Task inputs ->
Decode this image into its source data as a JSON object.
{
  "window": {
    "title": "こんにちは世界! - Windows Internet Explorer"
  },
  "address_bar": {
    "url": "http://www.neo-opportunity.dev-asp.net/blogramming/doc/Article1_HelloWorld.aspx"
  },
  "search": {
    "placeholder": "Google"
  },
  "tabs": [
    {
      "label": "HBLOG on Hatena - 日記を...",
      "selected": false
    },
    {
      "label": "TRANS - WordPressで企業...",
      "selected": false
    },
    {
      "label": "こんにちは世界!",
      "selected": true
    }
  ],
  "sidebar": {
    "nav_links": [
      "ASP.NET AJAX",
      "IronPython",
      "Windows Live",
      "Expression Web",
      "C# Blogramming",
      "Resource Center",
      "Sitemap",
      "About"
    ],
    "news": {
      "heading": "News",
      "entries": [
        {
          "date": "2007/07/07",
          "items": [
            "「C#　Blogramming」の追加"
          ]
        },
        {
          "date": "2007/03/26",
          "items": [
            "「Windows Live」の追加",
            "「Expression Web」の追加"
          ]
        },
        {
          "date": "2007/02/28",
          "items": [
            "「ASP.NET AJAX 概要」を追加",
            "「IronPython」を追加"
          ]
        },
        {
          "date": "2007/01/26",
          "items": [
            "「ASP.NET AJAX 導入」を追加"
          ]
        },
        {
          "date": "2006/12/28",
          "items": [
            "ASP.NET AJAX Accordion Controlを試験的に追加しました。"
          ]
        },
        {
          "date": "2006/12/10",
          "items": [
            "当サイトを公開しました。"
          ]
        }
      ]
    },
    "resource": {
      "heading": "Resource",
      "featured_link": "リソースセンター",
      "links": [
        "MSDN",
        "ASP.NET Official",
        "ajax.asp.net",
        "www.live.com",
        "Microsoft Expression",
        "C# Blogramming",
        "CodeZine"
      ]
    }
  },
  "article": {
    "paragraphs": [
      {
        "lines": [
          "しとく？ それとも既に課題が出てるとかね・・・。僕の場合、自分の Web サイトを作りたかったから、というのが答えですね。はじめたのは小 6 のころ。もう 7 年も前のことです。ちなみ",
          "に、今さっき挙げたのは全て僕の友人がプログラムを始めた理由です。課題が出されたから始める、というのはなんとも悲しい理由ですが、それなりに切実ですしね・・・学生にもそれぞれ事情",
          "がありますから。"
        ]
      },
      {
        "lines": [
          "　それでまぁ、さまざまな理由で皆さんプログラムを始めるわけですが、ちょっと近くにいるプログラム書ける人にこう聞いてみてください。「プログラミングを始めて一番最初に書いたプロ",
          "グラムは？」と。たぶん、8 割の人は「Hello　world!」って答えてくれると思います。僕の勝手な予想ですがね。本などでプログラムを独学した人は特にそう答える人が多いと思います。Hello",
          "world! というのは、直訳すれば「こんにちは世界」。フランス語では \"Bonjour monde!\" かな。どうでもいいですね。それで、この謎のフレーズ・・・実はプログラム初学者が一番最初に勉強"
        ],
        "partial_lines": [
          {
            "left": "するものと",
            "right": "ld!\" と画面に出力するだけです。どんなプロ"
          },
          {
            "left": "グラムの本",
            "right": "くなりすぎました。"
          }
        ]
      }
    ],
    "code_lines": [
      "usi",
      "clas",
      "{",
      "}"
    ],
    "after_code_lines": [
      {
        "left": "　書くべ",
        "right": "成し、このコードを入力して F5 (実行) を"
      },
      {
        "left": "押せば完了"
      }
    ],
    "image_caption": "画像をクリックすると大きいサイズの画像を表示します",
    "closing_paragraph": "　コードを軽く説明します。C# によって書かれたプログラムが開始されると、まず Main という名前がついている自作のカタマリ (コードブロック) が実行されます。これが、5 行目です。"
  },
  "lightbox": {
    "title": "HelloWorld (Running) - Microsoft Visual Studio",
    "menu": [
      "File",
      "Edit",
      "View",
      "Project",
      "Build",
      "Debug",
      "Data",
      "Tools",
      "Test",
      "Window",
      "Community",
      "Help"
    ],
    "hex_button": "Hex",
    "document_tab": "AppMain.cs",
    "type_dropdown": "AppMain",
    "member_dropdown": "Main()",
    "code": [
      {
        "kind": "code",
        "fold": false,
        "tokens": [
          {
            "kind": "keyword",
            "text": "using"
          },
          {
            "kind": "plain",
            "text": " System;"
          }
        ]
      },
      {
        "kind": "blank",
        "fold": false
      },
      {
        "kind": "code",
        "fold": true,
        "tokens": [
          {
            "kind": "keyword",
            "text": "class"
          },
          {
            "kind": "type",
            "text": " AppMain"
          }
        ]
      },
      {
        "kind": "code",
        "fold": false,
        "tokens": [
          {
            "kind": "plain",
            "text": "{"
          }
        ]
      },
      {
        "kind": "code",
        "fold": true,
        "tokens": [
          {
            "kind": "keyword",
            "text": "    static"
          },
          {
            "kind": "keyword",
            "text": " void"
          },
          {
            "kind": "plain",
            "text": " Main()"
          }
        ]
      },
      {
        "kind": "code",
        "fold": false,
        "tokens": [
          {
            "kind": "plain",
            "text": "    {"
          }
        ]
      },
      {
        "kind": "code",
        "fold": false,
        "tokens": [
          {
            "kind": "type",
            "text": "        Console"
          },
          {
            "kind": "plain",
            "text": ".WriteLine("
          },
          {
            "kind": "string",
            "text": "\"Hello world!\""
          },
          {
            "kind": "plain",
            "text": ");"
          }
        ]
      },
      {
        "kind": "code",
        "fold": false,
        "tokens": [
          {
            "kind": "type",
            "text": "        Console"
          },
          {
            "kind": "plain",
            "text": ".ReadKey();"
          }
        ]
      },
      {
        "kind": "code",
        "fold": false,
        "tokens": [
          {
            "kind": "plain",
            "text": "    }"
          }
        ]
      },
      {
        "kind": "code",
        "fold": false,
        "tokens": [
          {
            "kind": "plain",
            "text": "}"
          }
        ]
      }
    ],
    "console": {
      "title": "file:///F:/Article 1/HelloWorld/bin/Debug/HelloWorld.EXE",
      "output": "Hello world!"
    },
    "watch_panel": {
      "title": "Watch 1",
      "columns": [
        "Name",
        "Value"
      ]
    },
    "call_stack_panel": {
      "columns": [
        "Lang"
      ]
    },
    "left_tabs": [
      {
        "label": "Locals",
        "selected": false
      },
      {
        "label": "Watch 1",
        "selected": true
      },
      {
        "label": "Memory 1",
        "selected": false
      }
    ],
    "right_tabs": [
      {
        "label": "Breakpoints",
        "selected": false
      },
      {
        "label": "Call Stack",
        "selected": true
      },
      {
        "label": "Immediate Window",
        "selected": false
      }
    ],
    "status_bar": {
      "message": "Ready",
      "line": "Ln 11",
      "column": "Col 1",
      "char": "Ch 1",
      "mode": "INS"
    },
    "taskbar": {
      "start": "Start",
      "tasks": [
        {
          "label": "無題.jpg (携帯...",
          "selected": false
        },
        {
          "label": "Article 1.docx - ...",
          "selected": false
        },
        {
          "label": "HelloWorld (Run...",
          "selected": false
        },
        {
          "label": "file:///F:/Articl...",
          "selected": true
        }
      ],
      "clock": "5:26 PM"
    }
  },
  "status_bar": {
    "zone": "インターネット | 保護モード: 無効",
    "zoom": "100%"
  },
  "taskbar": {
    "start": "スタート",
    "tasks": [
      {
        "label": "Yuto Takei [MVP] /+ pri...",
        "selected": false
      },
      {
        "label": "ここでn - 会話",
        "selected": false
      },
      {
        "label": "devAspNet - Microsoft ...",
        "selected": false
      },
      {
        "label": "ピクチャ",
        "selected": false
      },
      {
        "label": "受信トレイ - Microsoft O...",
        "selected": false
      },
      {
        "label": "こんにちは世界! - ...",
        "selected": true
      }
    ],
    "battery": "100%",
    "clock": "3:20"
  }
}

Brief -> Scan the entries above. Copy each line that has the string "AppMain".

Final answer ->
    "document_tab": "AppMain.cs",
    "type_dropdown": "AppMain",
            "text": " AppMain"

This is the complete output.